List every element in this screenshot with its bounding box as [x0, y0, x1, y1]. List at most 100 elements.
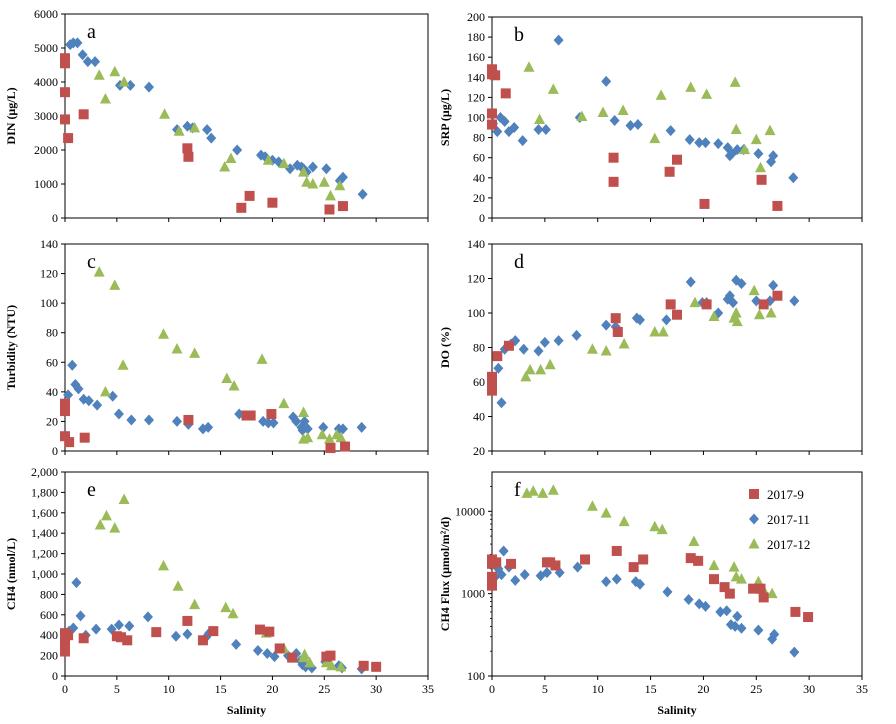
- point-2017-12: [109, 65, 121, 77]
- point-2017-12: [527, 485, 539, 496]
- point-2017-9: [287, 652, 298, 663]
- panel-label: b: [514, 24, 524, 46]
- point-2017-11: [713, 138, 724, 150]
- point-2017-11: [517, 135, 528, 147]
- point-2017-12: [547, 484, 559, 495]
- point-2017-11: [63, 389, 74, 401]
- point-2017-11: [77, 49, 88, 61]
- point-2017-12: [537, 487, 549, 498]
- point-2017-12: [586, 343, 598, 354]
- point-2017-11: [753, 148, 764, 160]
- point-2017-11: [126, 414, 137, 426]
- xlabel: Salinity: [227, 703, 266, 717]
- point-2017-9: [151, 627, 162, 638]
- point-2017-12: [228, 379, 240, 391]
- point-2017-9: [758, 299, 769, 310]
- point-2017-9: [724, 588, 735, 599]
- point-2017-9: [244, 190, 255, 201]
- point-2017-9: [487, 385, 497, 396]
- point-2017-11: [498, 545, 509, 557]
- point-2017-11: [601, 75, 612, 87]
- point-2017-11: [73, 383, 84, 395]
- point-2017-11: [321, 163, 332, 175]
- point-2017-9: [709, 574, 719, 585]
- point-2017-9: [612, 326, 623, 337]
- point-2017-12: [739, 143, 751, 155]
- point-2017-11: [144, 414, 155, 426]
- point-2017-11: [113, 408, 124, 420]
- panel-d: 20 40 60 80 100 120 140 DO (%) d: [438, 237, 863, 458]
- point-2017-12: [597, 106, 609, 117]
- point-2017-11: [125, 79, 136, 91]
- point-2017-11: [533, 124, 544, 136]
- point-2017-9: [60, 640, 70, 651]
- y-tick-label: 2,000: [31, 465, 58, 479]
- xlabel: Salinity: [657, 703, 696, 717]
- panel-f: 100 1000 10000 0 5 10 15 20 25 30 35 CH4 Flux (μmol…: [438, 471, 868, 717]
- y-tick-label: 600: [40, 608, 58, 622]
- point-2017-11: [318, 421, 329, 433]
- point-2017-12: [649, 132, 661, 144]
- point-2017-9: [245, 410, 256, 421]
- point-2017-11: [736, 278, 747, 290]
- point-2017-9: [491, 557, 502, 568]
- point-2017-9: [267, 197, 278, 208]
- point-2017-12: [701, 88, 713, 99]
- point-2017-12: [109, 279, 121, 290]
- point-2017-9: [545, 557, 556, 568]
- point-2017-12: [325, 189, 337, 201]
- y-tick-label: 1000: [34, 177, 58, 191]
- point-2017-12: [335, 660, 347, 672]
- point-2017-11: [356, 421, 367, 433]
- point-2017-12: [765, 307, 777, 318]
- point-2017-11: [789, 295, 800, 307]
- point-2017-11: [789, 646, 800, 658]
- point-2017-11: [357, 188, 368, 200]
- point-2017-12: [334, 179, 346, 191]
- point-2017-12: [649, 325, 661, 337]
- x-tick-label: 35: [856, 682, 868, 696]
- data-points: [60, 37, 368, 215]
- y-tick-label: 100: [467, 669, 485, 683]
- point-2017-11: [113, 619, 124, 631]
- point-2017-11: [90, 56, 101, 68]
- point-2017-9: [340, 441, 351, 452]
- point-2017-11: [728, 297, 739, 309]
- point-2017-9: [64, 437, 75, 448]
- y-tick-label: 1000: [461, 587, 485, 601]
- point-2017-11: [92, 399, 103, 411]
- panel-e: 02004006008001,0001,2001,4001,6001,8002,…: [4, 465, 434, 717]
- point-2017-11: [83, 395, 94, 407]
- point-2017-9: [638, 554, 649, 565]
- point-2017-12: [708, 559, 720, 570]
- point-2017-11: [252, 645, 263, 656]
- y-tick-label: 140: [40, 237, 58, 251]
- point-2017-12: [600, 507, 612, 518]
- y-tick-label: 800: [40, 587, 58, 601]
- point-2017-9: [266, 409, 277, 420]
- x-tick-label: 10: [592, 682, 604, 696]
- point-2017-12: [93, 266, 105, 277]
- point-2017-12: [750, 133, 762, 145]
- point-2017-11: [721, 605, 732, 617]
- point-2017-12: [753, 308, 765, 320]
- y-tick-label: 2000: [34, 143, 58, 157]
- point-2017-12: [586, 500, 598, 511]
- point-2017-11: [307, 161, 318, 173]
- y-tick-label: 180: [467, 30, 485, 44]
- point-2017-11: [753, 624, 764, 636]
- point-2017-12: [618, 515, 630, 527]
- ylabel: Turbidity (NTU): [4, 305, 18, 390]
- point-2017-12: [118, 76, 130, 87]
- point-2017-11: [496, 397, 507, 409]
- point-2017-11: [291, 415, 302, 427]
- x-tick-label: 0: [489, 682, 495, 696]
- point-2017-11: [635, 314, 645, 326]
- panel-label: a: [87, 21, 96, 43]
- point-2017-11: [571, 329, 582, 341]
- point-2017-11: [684, 134, 695, 146]
- point-2017-12: [520, 370, 532, 382]
- point-2017-12: [302, 431, 314, 443]
- point-2017-11: [768, 150, 779, 162]
- point-2017-9: [63, 630, 74, 641]
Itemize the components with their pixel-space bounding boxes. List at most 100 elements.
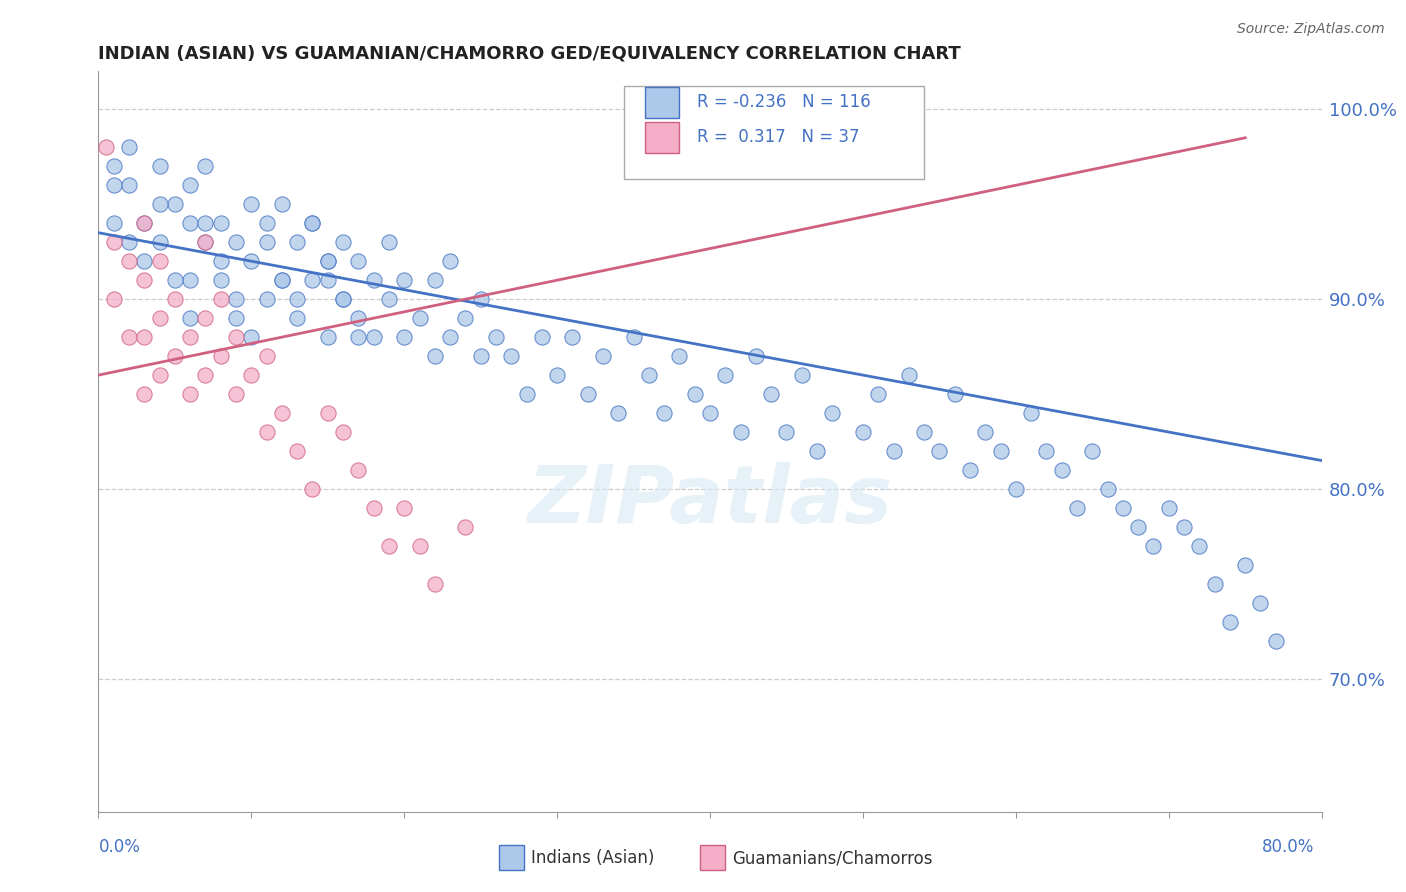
Point [316, 254, 339, 268]
Text: Indians (Asian): Indians (Asian) [531, 849, 655, 867]
Point [806, 444, 828, 458]
Point [378, 292, 401, 306]
Point [392, 273, 416, 287]
Text: ZIPatlas: ZIPatlas [527, 462, 893, 540]
Point [209, 216, 232, 230]
Point [149, 254, 172, 268]
Point [423, 577, 446, 591]
Text: R =  0.317   N = 37: R = 0.317 N = 37 [696, 128, 859, 146]
FancyBboxPatch shape [645, 121, 679, 153]
Point [852, 425, 875, 439]
Point [240, 197, 263, 211]
Point [1097, 482, 1119, 496]
Point [103, 235, 125, 250]
Text: R = -0.236   N = 116: R = -0.236 N = 116 [696, 94, 870, 112]
Point [745, 349, 768, 363]
Point [103, 178, 125, 193]
Point [347, 330, 370, 344]
Point [316, 406, 339, 420]
Point [225, 311, 247, 326]
Point [1019, 406, 1042, 420]
Point [1066, 500, 1088, 515]
Point [118, 330, 141, 344]
Point [285, 292, 308, 306]
Point [454, 311, 477, 326]
Point [209, 349, 232, 363]
Point [194, 368, 217, 383]
Point [1249, 596, 1271, 610]
Point [301, 273, 323, 287]
Point [928, 444, 950, 458]
Point [149, 311, 172, 326]
Point [959, 463, 981, 477]
Point [576, 387, 599, 401]
Point [546, 368, 568, 383]
Point [790, 368, 813, 383]
Point [1142, 539, 1164, 553]
Point [668, 349, 690, 363]
Point [270, 273, 292, 287]
Point [240, 330, 263, 344]
Point [454, 520, 477, 534]
Point [270, 197, 292, 211]
Point [256, 425, 278, 439]
Point [363, 273, 385, 287]
Point [256, 216, 278, 230]
Point [285, 311, 308, 326]
Point [163, 292, 186, 306]
Text: Source: ZipAtlas.com: Source: ZipAtlas.com [1237, 22, 1385, 37]
Point [378, 235, 401, 250]
Point [868, 387, 890, 401]
Point [134, 273, 156, 287]
Text: 80.0%: 80.0% [1263, 838, 1315, 856]
Point [301, 482, 323, 496]
Point [225, 235, 247, 250]
Point [256, 349, 278, 363]
Point [134, 330, 156, 344]
Point [943, 387, 966, 401]
Point [270, 406, 292, 420]
Point [225, 292, 247, 306]
Point [256, 235, 278, 250]
Point [1004, 482, 1026, 496]
Point [209, 254, 232, 268]
Point [1050, 463, 1073, 477]
Point [1035, 444, 1057, 458]
Point [974, 425, 997, 439]
Point [209, 292, 232, 306]
Point [439, 254, 461, 268]
Point [179, 216, 201, 230]
Point [1219, 615, 1241, 629]
Point [179, 330, 201, 344]
Point [363, 330, 385, 344]
Point [194, 235, 217, 250]
Point [1112, 500, 1135, 515]
Point [637, 368, 661, 383]
Point [821, 406, 844, 420]
Point [501, 349, 523, 363]
Text: Guamanians/Chamorros: Guamanians/Chamorros [733, 849, 934, 867]
Point [194, 311, 217, 326]
Point [683, 387, 706, 401]
Point [592, 349, 614, 363]
Point [149, 197, 172, 211]
FancyBboxPatch shape [645, 87, 679, 118]
Point [485, 330, 508, 344]
Point [163, 197, 186, 211]
Point [561, 330, 583, 344]
Point [134, 387, 156, 401]
Point [1234, 558, 1257, 572]
Point [194, 159, 217, 173]
Point [623, 330, 645, 344]
Point [103, 216, 125, 230]
Point [607, 406, 630, 420]
Point [163, 273, 186, 287]
Point [118, 178, 141, 193]
Point [408, 539, 430, 553]
Point [316, 330, 339, 344]
Point [103, 159, 125, 173]
Point [179, 273, 201, 287]
Point [332, 425, 354, 439]
Point [149, 368, 172, 383]
Point [332, 292, 354, 306]
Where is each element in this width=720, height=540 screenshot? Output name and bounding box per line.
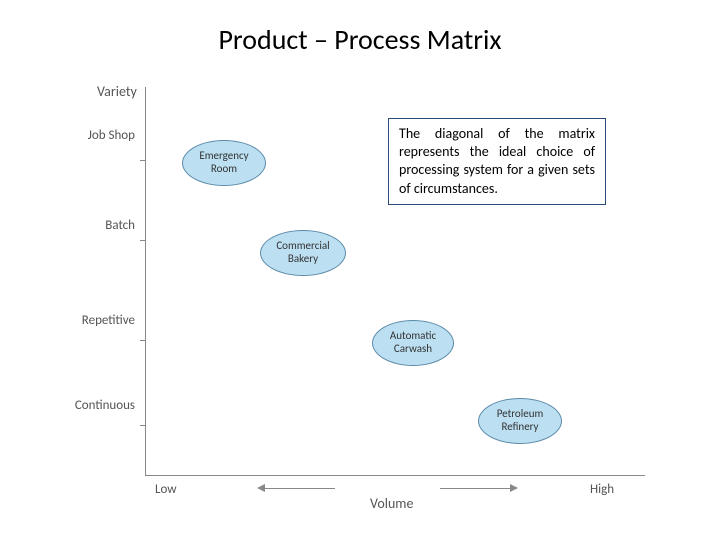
arrow-left-line	[265, 488, 335, 489]
y-tick-0	[140, 160, 145, 161]
page-title: Product – Process Matrix	[0, 22, 720, 57]
y-tick-1	[140, 240, 145, 241]
diagonal-callout: The diagonal of the matrix represents th…	[388, 118, 606, 205]
arrow-right-head	[510, 484, 518, 492]
x-axis-title: Volume	[370, 495, 413, 512]
y-label-batch: Batch	[60, 218, 135, 233]
y-label-continuous: Continuous	[60, 398, 135, 413]
y-tick-3	[140, 425, 145, 426]
x-label-low: Low	[155, 482, 177, 497]
x-axis	[145, 475, 645, 476]
y-label-jobshop: Job Shop	[60, 128, 135, 143]
y-tick-2	[140, 340, 145, 341]
x-label-high: High	[590, 482, 614, 497]
arrow-left-head	[257, 484, 265, 492]
matrix-node-3: PetroleumRefinery	[478, 398, 562, 444]
matrix-node-0: EmergencyRoom	[182, 140, 266, 186]
arrow-right-line	[440, 488, 510, 489]
y-axis	[145, 87, 146, 475]
y-axis-title: Variety	[97, 83, 137, 100]
y-label-repetitive: Repetitive	[60, 313, 135, 328]
matrix-node-2: AutomaticCarwash	[372, 320, 454, 366]
matrix-node-1: CommercialBakery	[260, 230, 346, 276]
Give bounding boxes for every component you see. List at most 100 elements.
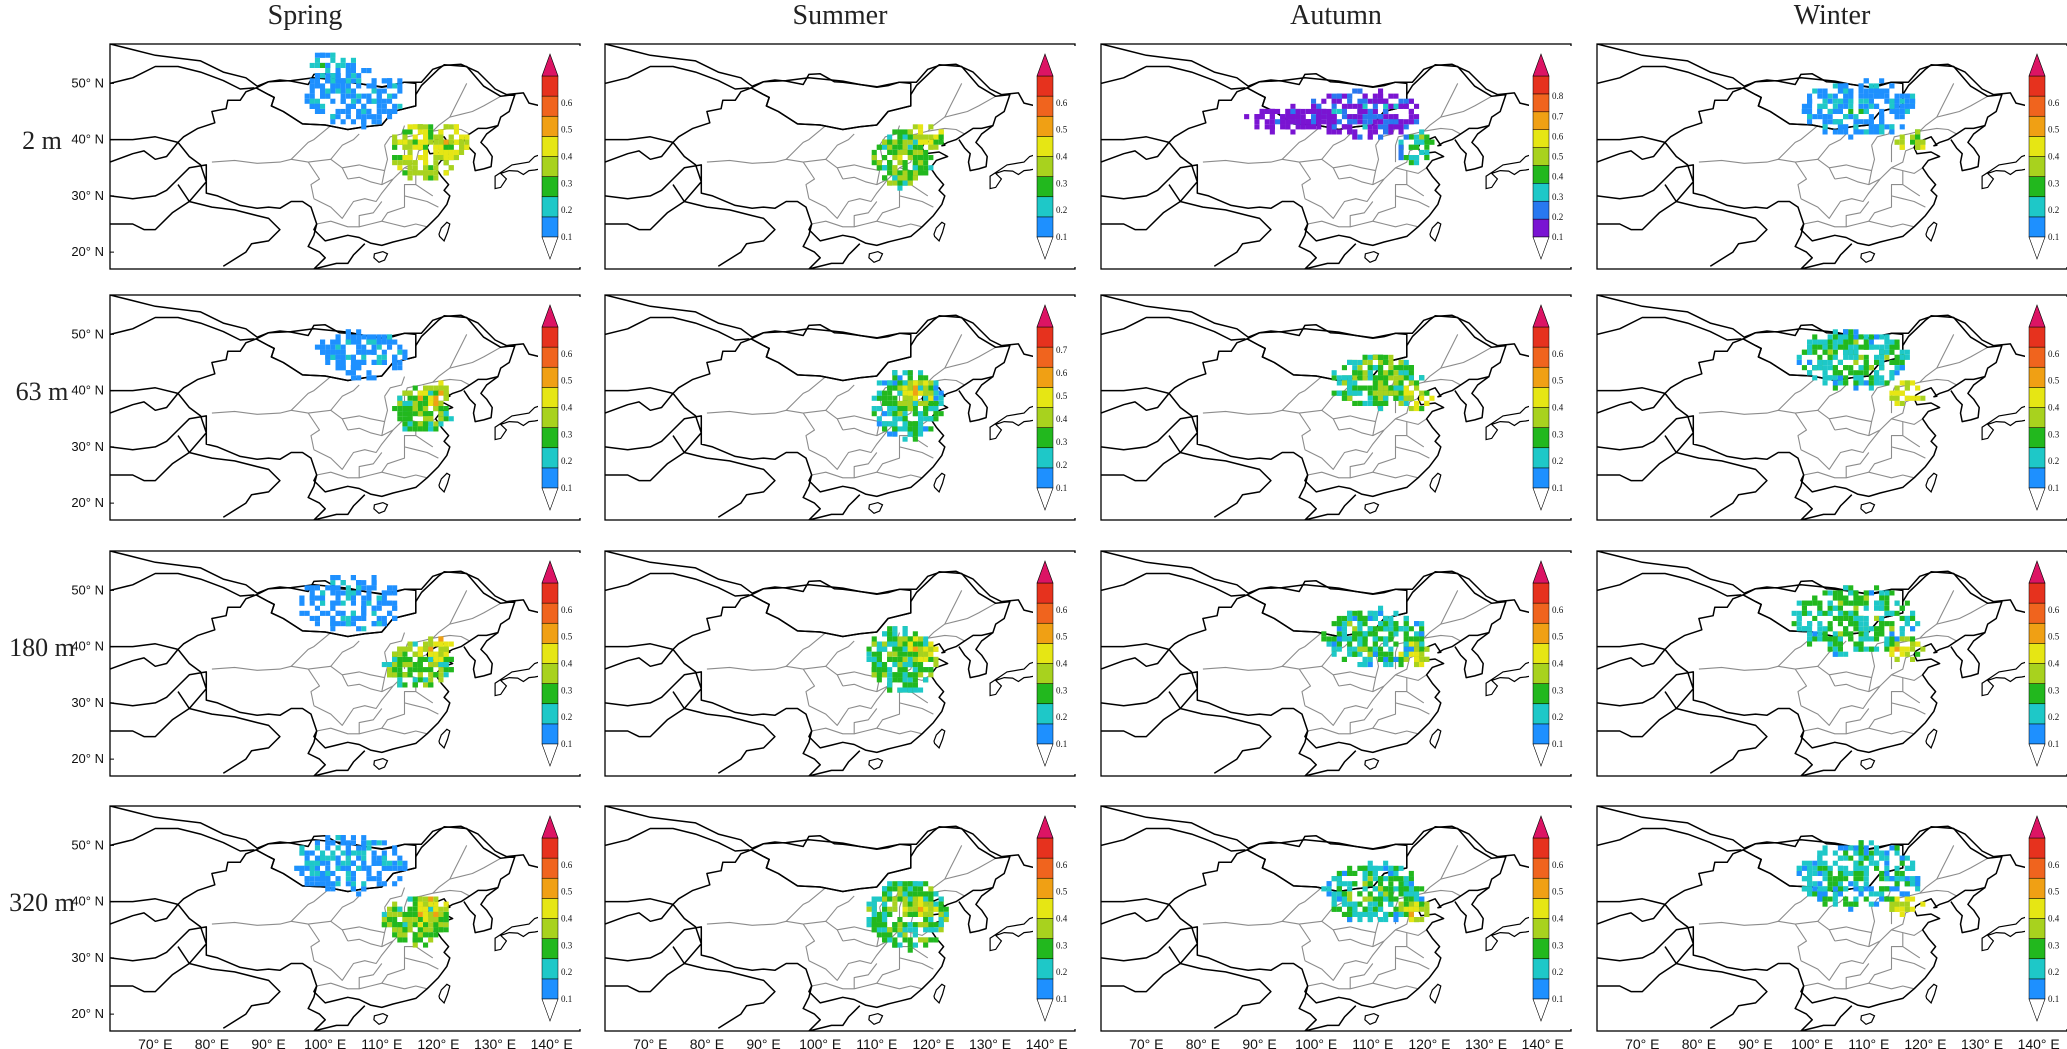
country-boundary xyxy=(1168,946,1272,1029)
data-cell xyxy=(933,656,939,662)
data-cell xyxy=(887,906,893,912)
colorbar-tick-label: 0.2 xyxy=(2048,712,2059,722)
data-cell xyxy=(1362,636,1368,642)
data-cell xyxy=(325,886,331,892)
province-boundary xyxy=(290,632,332,667)
colorbar-tick-label: 0.2 xyxy=(1056,967,1067,977)
colorbar-segment xyxy=(1532,447,1550,469)
country-boundary xyxy=(605,65,750,90)
data-cell xyxy=(1817,359,1823,365)
data-cell xyxy=(1874,646,1880,652)
data-cell xyxy=(366,108,372,114)
data-cell xyxy=(1290,119,1296,125)
data-cell xyxy=(882,641,888,647)
data-cell xyxy=(1904,349,1910,355)
province-boundary xyxy=(1834,176,1881,186)
data-cell xyxy=(918,129,924,135)
data-cell xyxy=(345,850,351,856)
province-boundary xyxy=(1919,127,1957,135)
data-cell xyxy=(1884,636,1890,642)
data-cell xyxy=(1341,656,1347,662)
data-cell xyxy=(1357,370,1363,376)
data-cell xyxy=(438,139,444,145)
colorbar-tick-label: 0.6 xyxy=(2048,98,2060,108)
data-cell xyxy=(887,672,893,678)
data-cell xyxy=(923,170,929,176)
data-cell xyxy=(325,860,331,866)
data-cell xyxy=(356,375,362,381)
data-cell xyxy=(361,354,367,360)
province-boundary xyxy=(706,920,804,926)
data-cell xyxy=(330,57,336,63)
data-cell xyxy=(320,590,326,596)
data-cell xyxy=(928,911,934,917)
data-cell xyxy=(1362,631,1368,637)
data-cell xyxy=(320,93,326,99)
colorbar-tick-label: 0.4 xyxy=(2048,403,2060,413)
data-cell xyxy=(417,932,423,938)
data-cell xyxy=(912,682,918,688)
data-cell xyxy=(423,129,429,135)
data-cell xyxy=(1837,651,1843,657)
country-boundary xyxy=(958,886,994,934)
province-boundary xyxy=(381,932,386,947)
data-cell xyxy=(1832,344,1838,350)
data-cell xyxy=(1863,88,1869,94)
data-cell xyxy=(371,860,377,866)
data-cell xyxy=(1295,114,1301,120)
colorbar-tick-label: 0.6 xyxy=(2048,605,2060,615)
data-cell xyxy=(443,144,449,150)
data-cell xyxy=(1863,339,1869,345)
colorbar-segment xyxy=(541,958,559,980)
data-cell xyxy=(887,677,893,683)
map-panel-summer-180m: 0.10.20.30.40.50.6 xyxy=(604,550,1079,777)
colorbar-segment xyxy=(1036,703,1054,725)
data-cell xyxy=(1341,375,1347,381)
data-cell xyxy=(1414,636,1420,642)
data-cell xyxy=(417,406,423,412)
data-cell xyxy=(1848,93,1854,99)
data-cell xyxy=(897,891,903,897)
data-cell xyxy=(381,917,387,923)
data-cell xyxy=(325,52,331,58)
data-cell xyxy=(943,906,949,912)
province-boundary xyxy=(1902,677,1921,704)
data-cell xyxy=(330,349,336,355)
data-cell xyxy=(350,359,356,365)
colorbar-segment xyxy=(2028,683,2046,704)
data-cell xyxy=(366,870,372,876)
data-cell xyxy=(392,850,398,856)
data-cell xyxy=(1807,98,1813,104)
data-cell xyxy=(366,865,372,871)
province-boundary xyxy=(1372,677,1377,692)
data-cell xyxy=(402,349,408,355)
data-cell xyxy=(371,88,377,94)
data-cell xyxy=(871,672,877,678)
data-cell xyxy=(1362,119,1368,125)
data-cell xyxy=(1362,124,1368,130)
country-boundary xyxy=(307,730,366,776)
data-cell xyxy=(443,667,449,673)
country-boundary xyxy=(1298,474,1357,520)
data-cell xyxy=(1822,119,1828,125)
data-cell xyxy=(1383,860,1389,866)
province-boundary xyxy=(1349,201,1374,227)
data-cell xyxy=(402,139,408,145)
data-cell xyxy=(928,426,934,432)
data-cell xyxy=(1827,605,1833,611)
data-cell xyxy=(1837,339,1843,345)
data-cell xyxy=(1837,119,1843,125)
colorbar-segment xyxy=(1036,898,1054,919)
data-cell xyxy=(1894,395,1900,401)
data-cell xyxy=(309,615,315,621)
data-cell xyxy=(392,860,398,866)
mongolia-boundary xyxy=(1742,324,1904,382)
data-cell xyxy=(325,855,331,861)
colorbar-segment xyxy=(1532,326,1550,348)
data-cell xyxy=(1424,139,1430,145)
data-cell xyxy=(428,682,434,688)
data-cell xyxy=(381,595,387,601)
data-cell xyxy=(1269,108,1275,114)
province-boundary xyxy=(211,409,309,415)
data-cell xyxy=(356,339,362,345)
=-=-=
Can you put the stretch of the material from the line containing "488, 335, 489]" through the line containing "495, 413, 512]" into a JSON list of strings, one string per line, with both end lines included and any blank lines left out?

- ANSWER TO THIS EXERCISE -
[
  "arrow-left-line\t[265, 488, 335, 489]",
  "y-tick-0\t[140, 160, 145, 161]",
  "page-title: Product – Process Matrix\t[0, 22, 720, 57]",
  "y-tick-1\t[140, 240, 145, 241]",
  "diagonal-callout: The diagonal of the matrix represents th…\t[388, 118, 606, 205]",
  "arrow-right-head\t[510, 484, 518, 492]",
  "x-axis-title: Volume\t[370, 495, 413, 512]"
]